Records contained in a dataset
--------

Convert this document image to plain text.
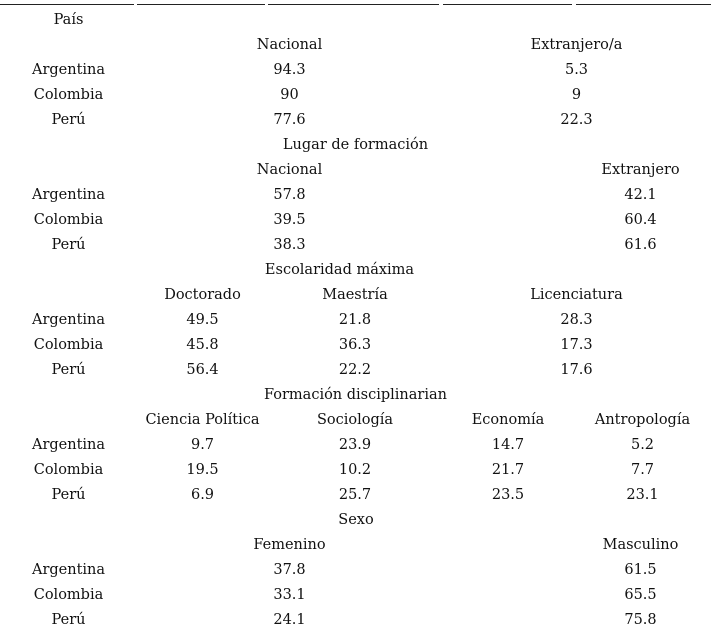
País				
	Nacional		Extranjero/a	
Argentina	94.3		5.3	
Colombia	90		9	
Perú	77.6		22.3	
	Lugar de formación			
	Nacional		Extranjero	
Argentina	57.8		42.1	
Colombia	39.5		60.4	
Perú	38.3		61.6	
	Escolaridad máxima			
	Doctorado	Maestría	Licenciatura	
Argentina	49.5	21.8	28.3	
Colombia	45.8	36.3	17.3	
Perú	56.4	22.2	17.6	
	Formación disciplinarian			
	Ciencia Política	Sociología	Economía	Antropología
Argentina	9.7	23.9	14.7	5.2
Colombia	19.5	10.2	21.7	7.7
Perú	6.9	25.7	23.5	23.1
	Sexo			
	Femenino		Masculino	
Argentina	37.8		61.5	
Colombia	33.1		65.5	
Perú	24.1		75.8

--------

What you should do: Repeat the records word for word. Any picture in them should be left out.

Response to this exercise:
Convert this document image to plain text.
País				
	Nacional		Extranjero/a	
Argentina	94.3		5.3	
Colombia	90		9	
Perú	77.6		22.3	
	Lugar de formación			
	Nacional		Extranjero	
Argentina	57.8		42.1	
Colombia	39.5		60.4	
Perú	38.3		61.6	
	Escolaridad máxima			
	Doctorado	Maestría	Licenciatura	
Argentina	49.5	21.8	28.3	
Colombia	45.8	36.3	17.3	
Perú	56.4	22.2	17.6	
	Formación disciplinarian			
	Ciencia Política	Sociología	Economía	Antropología
Argentina	9.7	23.9	14.7	5.2
Colombia	19.5	10.2	21.7	7.7
Perú	6.9	25.7	23.5	23.1
	Sexo			
	Femenino		Masculino	
Argentina	37.8		61.5	
Colombia	33.1		65.5	
Perú	24.1		75.8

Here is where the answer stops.